Skip the pictures. Transcribe the rest of the data below without changing a word.

_SUPPLIED RECORDS_
··········
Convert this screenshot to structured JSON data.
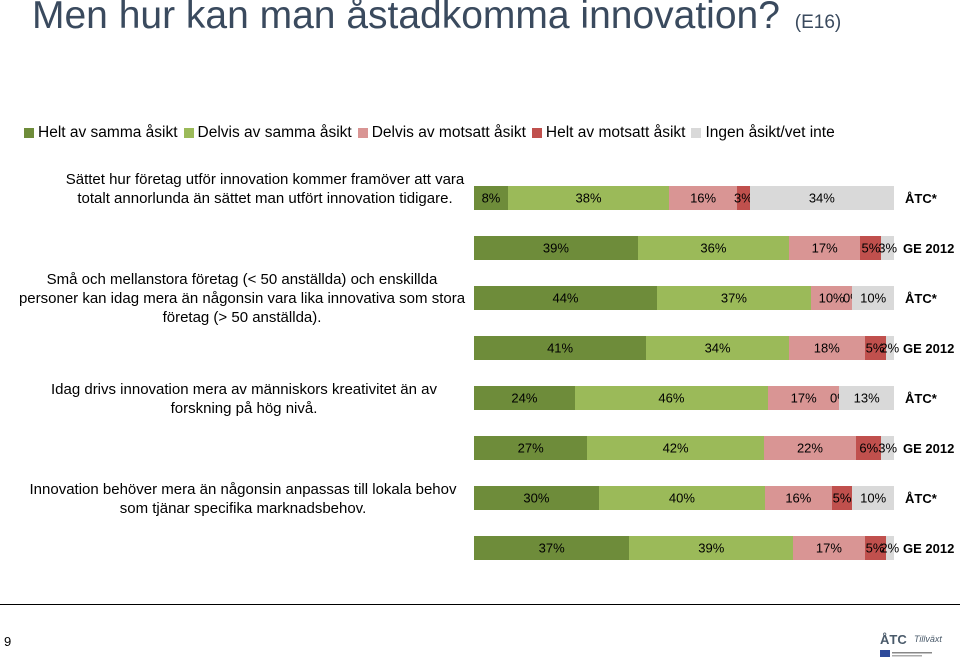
{
  "title": "Men hur kan man åstadkomma innovation?",
  "title_code": "(E16)",
  "page_number": "9",
  "colors": {
    "helt_samma": "#6e8c3a",
    "delvis_samma": "#9bba59",
    "delvis_motsatt": "#d99594",
    "helt_motsatt": "#c0504d",
    "ingen_asikt": "#d9d9d9"
  },
  "chart_data": {
    "type": "bar",
    "orientation": "horizontal",
    "stacked": true,
    "legend_position": "top",
    "legend": [
      "Helt av samma åsikt",
      "Delvis av samma åsikt",
      "Delvis av motsatt åsikt",
      "Helt av motsatt åsikt",
      "Ingen åsikt/vet inte"
    ],
    "questions": [
      "Sättet hur företag utför innovation kommer framöver att vara totalt annorlunda än sättet man utfört innovation tidigare.",
      "Små och mellanstora företag (< 50 anställda) och enskillda personer kan idag mera än någonsin vara lika innovativa som stora företag (> 50 anställda).",
      "Idag drivs innovation mera av människors kreativitet än av forskning på hög nivå.",
      "Innovation behöver mera än någonsin anpassas till lokala behov som tjänar specifika marknadsbehov."
    ],
    "bars": [
      {
        "group": "ÅTC*",
        "question": 0,
        "values": [
          8,
          38,
          16,
          3,
          34
        ],
        "labels": [
          "8%",
          "38%",
          "16%",
          "3%",
          "34%"
        ]
      },
      {
        "group": "GE 2012",
        "question": 0,
        "values": [
          39,
          36,
          17,
          5,
          3
        ],
        "labels": [
          "39%",
          "36%",
          "17%",
          "5%",
          "3%"
        ]
      },
      {
        "group": "ÅTC*",
        "question": 1,
        "values": [
          44,
          37,
          10,
          0,
          10
        ],
        "labels": [
          "44%",
          "37%",
          "10%",
          "0%",
          "10%"
        ]
      },
      {
        "group": "GE 2012",
        "question": 1,
        "values": [
          41,
          34,
          18,
          5,
          2
        ],
        "labels": [
          "41%",
          "34%",
          "18%",
          "5%",
          "2%"
        ]
      },
      {
        "group": "ÅTC*",
        "question": 2,
        "values": [
          24,
          46,
          17,
          0,
          13
        ],
        "labels": [
          "24%",
          "46%",
          "17%",
          "0%",
          "13%"
        ]
      },
      {
        "group": "GE 2012",
        "question": 2,
        "values": [
          27,
          42,
          22,
          6,
          3
        ],
        "labels": [
          "27%",
          "42%",
          "22%",
          "6%",
          "3%"
        ]
      },
      {
        "group": "ÅTC*",
        "question": 3,
        "values": [
          30,
          40,
          16,
          5,
          10
        ],
        "labels": [
          "30%",
          "40%",
          "16%",
          "5%",
          "10%"
        ]
      },
      {
        "group": "GE 2012",
        "question": 3,
        "values": [
          37,
          39,
          17,
          5,
          2
        ],
        "labels": [
          "37%",
          "39%",
          "17%",
          "5%",
          "2%"
        ]
      }
    ]
  }
}
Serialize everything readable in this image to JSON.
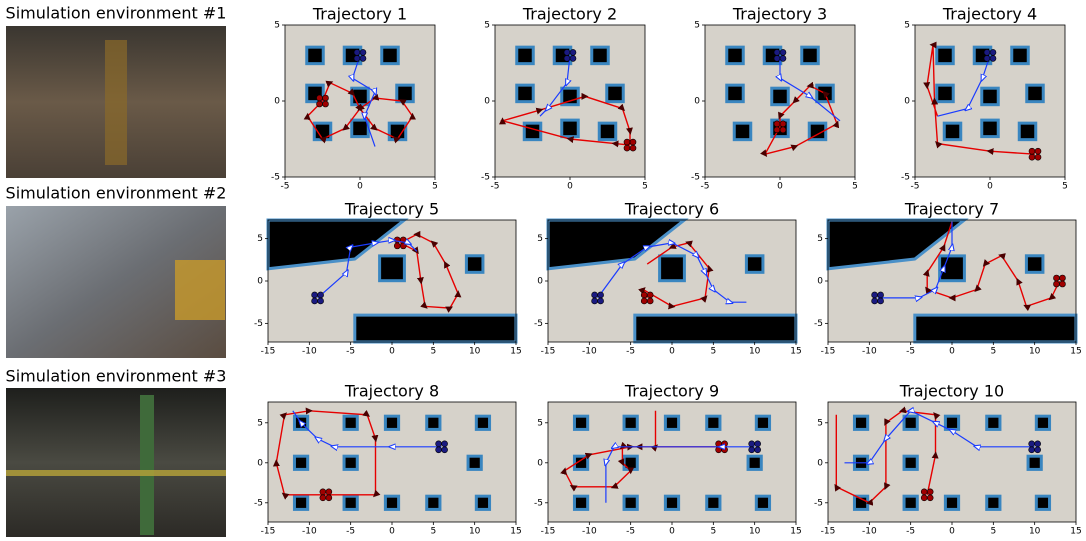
··········
_CORRECT RESPONSE_
Convert this screenshot to structured JSON data.
{
  "title": "Men hur kan man åstadkomma innovation?",
  "title_code": "(E16)",
  "page_number": "9",
  "colors": {
    "helt_samma": "#6e8c3a",
    "delvis_samma": "#9bba59",
    "delvis_motsatt": "#d99594",
    "helt_motsatt": "#c0504d",
    "ingen_asikt": "#d9d9d9"
  },
  "chart_data": {
    "type": "bar",
    "orientation": "horizontal",
    "stacked": true,
    "legend_position": "top",
    "legend": [
      "Helt av samma åsikt",
      "Delvis av samma åsikt",
      "Delvis av motsatt åsikt",
      "Helt av motsatt åsikt",
      "Ingen åsikt/vet inte"
    ],
    "questions": [
      "Sättet hur företag utför innovation kommer framöver att vara totalt annorlunda än sättet man utfört innovation tidigare.",
      "Små och mellanstora företag (< 50 anställda) och enskillda personer kan idag mera än någonsin vara lika innovativa som stora företag (> 50 anställda).",
      "Idag drivs innovation mera av människors kreativitet än av forskning på hög nivå.",
      "Innovation behöver mera än någonsin anpassas till lokala behov som tjänar specifika marknadsbehov."
    ],
    "bars": [
      {
        "group": "ÅTC*",
        "question": 0,
        "values": [
          8,
          38,
          16,
          3,
          34
        ],
        "labels": [
          "8%",
          "38%",
          "16%",
          "3%",
          "34%"
        ]
      },
      {
        "group": "GE 2012",
        "question": 0,
        "values": [
          39,
          36,
          17,
          5,
          3
        ],
        "labels": [
          "39%",
          "36%",
          "17%",
          "5%",
          "3%"
        ]
      },
      {
        "group": "ÅTC*",
        "question": 1,
        "values": [
          44,
          37,
          10,
          0,
          10
        ],
        "labels": [
          "44%",
          "37%",
          "10%",
          "0%",
          "10%"
        ]
      },
      {
        "group": "GE 2012",
        "question": 1,
        "values": [
          41,
          34,
          18,
          5,
          2
        ],
        "labels": [
          "41%",
          "34%",
          "18%",
          "5%",
          "2%"
        ]
      },
      {
        "group": "ÅTC*",
        "question": 2,
        "values": [
          24,
          46,
          17,
          0,
          13
        ],
        "labels": [
          "24%",
          "46%",
          "17%",
          "0%",
          "13%"
        ]
      },
      {
        "group": "GE 2012",
        "question": 2,
        "values": [
          27,
          42,
          22,
          6,
          3
        ],
        "labels": [
          "27%",
          "42%",
          "22%",
          "6%",
          "3%"
        ]
      },
      {
        "group": "ÅTC*",
        "question": 3,
        "values": [
          30,
          40,
          16,
          5,
          10
        ],
        "labels": [
          "30%",
          "40%",
          "16%",
          "5%",
          "10%"
        ]
      },
      {
        "group": "GE 2012",
        "question": 3,
        "values": [
          37,
          39,
          17,
          5,
          2
        ],
        "labels": [
          "37%",
          "39%",
          "17%",
          "5%",
          "2%"
        ]
      }
    ]
  }
}
Serialize everything readable in this image to JSON.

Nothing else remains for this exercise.